* THE EXERCISE
Return all of the data exactly, with nothing left out but the pictures.
* start INPUT RECORDS *
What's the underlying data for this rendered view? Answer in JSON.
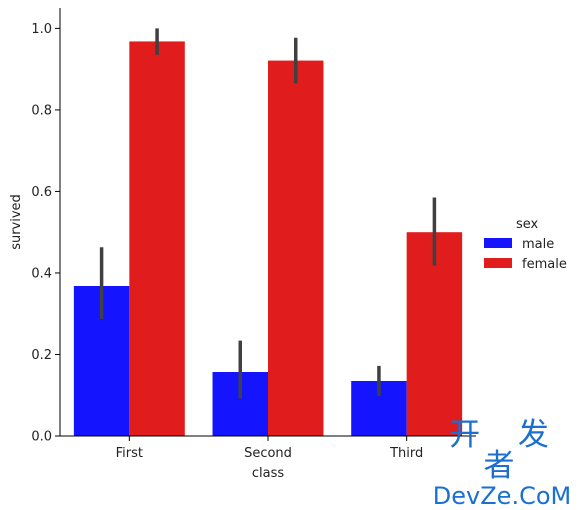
{
  "chart_data": {
    "type": "bar",
    "xlabel": "class",
    "ylabel": "survived",
    "categories": [
      "First",
      "Second",
      "Third"
    ],
    "ylim": [
      0,
      1.05
    ],
    "yticks": [
      "0.0",
      "0.2",
      "0.4",
      "0.6",
      "0.8",
      "1.0"
    ],
    "legend": {
      "title": "sex",
      "placement": "right"
    },
    "series": [
      {
        "name": "male",
        "color": "#1414ff",
        "values": [
          0.368,
          0.157,
          0.135
        ],
        "ci": [
          [
            0.287,
            0.463
          ],
          [
            0.092,
            0.234
          ],
          [
            0.098,
            0.172
          ]
        ]
      },
      {
        "name": "female",
        "color": "#e01c1c",
        "values": [
          0.968,
          0.921,
          0.5
        ],
        "ci": [
          [
            0.935,
            1.0
          ],
          [
            0.865,
            0.977
          ],
          [
            0.418,
            0.585
          ]
        ]
      }
    ],
    "error_bar_color": "#404040"
  },
  "watermark": {
    "line1": "开 发 者",
    "line2": "DevZe.CoM"
  }
}
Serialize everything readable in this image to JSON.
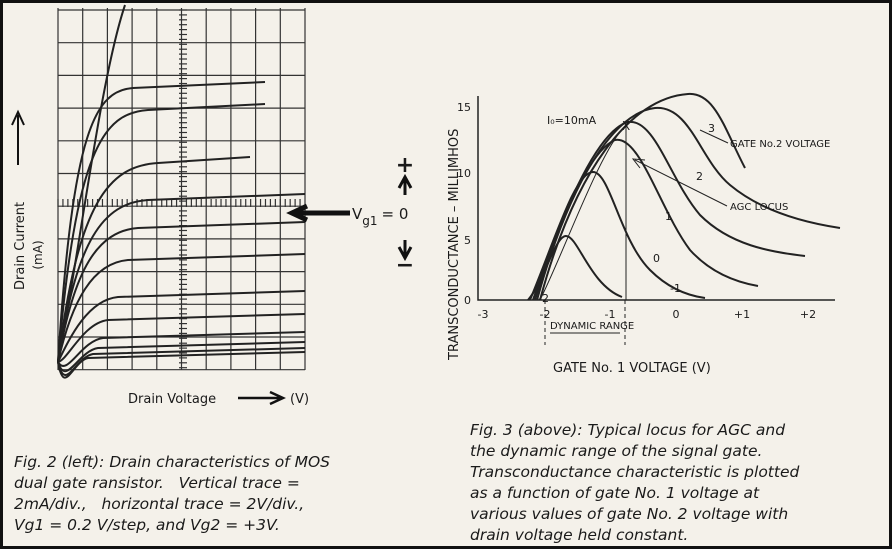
{
  "figure_left": {
    "y_label": "Drain Current",
    "y_unit": "(mA)",
    "x_label": "Drain Voltage",
    "x_unit": "(V)",
    "gate_label": {
      "v": "V",
      "sub": "g1",
      "rest": "= 0"
    },
    "plus": "+",
    "minus": "−",
    "caption": [
      "Fig. 2 (left): Drain characteristics of MOS",
      "dual gate ransistor.   Vertical trace =",
      "2mA/div.,   horizontal trace = 2V/div.,",
      "Vg1 = 0.2 V/step, and Vg2 = +3V."
    ]
  },
  "figure_right": {
    "y_label": "TRANSCONDUCTANCE – MILLIMHOS",
    "x_label": "GATE No. 1 VOLTAGE (V)",
    "y_ticks": [
      "0",
      "5",
      "10",
      "15"
    ],
    "x_ticks": [
      "-3",
      "-2",
      "-1",
      "0",
      "+1",
      "+2"
    ],
    "curve_labels": [
      "-2",
      "-1",
      "0",
      "1",
      "2",
      "3"
    ],
    "id_label": "I₀=10mA",
    "x_marker": "X",
    "gate2_label": "GATE No.2 VOLTAGE",
    "agc_label": "AGC LOCUS",
    "dynamic_range": "DYNAMIC RANGE",
    "caption": [
      "Fig. 3 (above): Typical locus for AGC and",
      "the dynamic range of the signal gate.",
      "Transconductance characteristic is plotted",
      "as a function of gate No. 1 voltage at",
      "various values of gate No. 2 voltage with",
      "drain voltage held constant."
    ]
  }
}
* end INPUT RECORDS *
* REPLY
What's the underlying data for this rendered view? Answer in JSON.
{
  "chart_data": {
    "type": "bar",
    "xlabel": "class",
    "ylabel": "survived",
    "categories": [
      "First",
      "Second",
      "Third"
    ],
    "ylim": [
      0,
      1.05
    ],
    "yticks": [
      "0.0",
      "0.2",
      "0.4",
      "0.6",
      "0.8",
      "1.0"
    ],
    "legend": {
      "title": "sex",
      "placement": "right"
    },
    "series": [
      {
        "name": "male",
        "color": "#1414ff",
        "values": [
          0.368,
          0.157,
          0.135
        ],
        "ci": [
          [
            0.287,
            0.463
          ],
          [
            0.092,
            0.234
          ],
          [
            0.098,
            0.172
          ]
        ]
      },
      {
        "name": "female",
        "color": "#e01c1c",
        "values": [
          0.968,
          0.921,
          0.5
        ],
        "ci": [
          [
            0.935,
            1.0
          ],
          [
            0.865,
            0.977
          ],
          [
            0.418,
            0.585
          ]
        ]
      }
    ],
    "error_bar_color": "#404040"
  },
  "watermark": {
    "line1": "开 发 者",
    "line2": "DevZe.CoM"
  }
}
Serialize everything readable in this image to JSON.
{
  "figure_left": {
    "y_label": "Drain Current",
    "y_unit": "(mA)",
    "x_label": "Drain Voltage",
    "x_unit": "(V)",
    "gate_label": {
      "v": "V",
      "sub": "g1",
      "rest": "= 0"
    },
    "plus": "+",
    "minus": "−",
    "caption": [
      "Fig. 2 (left): Drain characteristics of MOS",
      "dual gate ransistor.   Vertical trace =",
      "2mA/div.,   horizontal trace = 2V/div.,",
      "Vg1 = 0.2 V/step, and Vg2 = +3V."
    ]
  },
  "figure_right": {
    "y_label": "TRANSCONDUCTANCE – MILLIMHOS",
    "x_label": "GATE No. 1 VOLTAGE (V)",
    "y_ticks": [
      "0",
      "5",
      "10",
      "15"
    ],
    "x_ticks": [
      "-3",
      "-2",
      "-1",
      "0",
      "+1",
      "+2"
    ],
    "curve_labels": [
      "-2",
      "-1",
      "0",
      "1",
      "2",
      "3"
    ],
    "id_label": "I₀=10mA",
    "x_marker": "X",
    "gate2_label": "GATE No.2 VOLTAGE",
    "agc_label": "AGC LOCUS",
    "dynamic_range": "DYNAMIC RANGE",
    "caption": [
      "Fig. 3 (above): Typical locus for AGC and",
      "the dynamic range of the signal gate.",
      "Transconductance characteristic is plotted",
      "as a function of gate No. 1 voltage at",
      "various values of gate No. 2 voltage with",
      "drain voltage held constant."
    ]
  }
}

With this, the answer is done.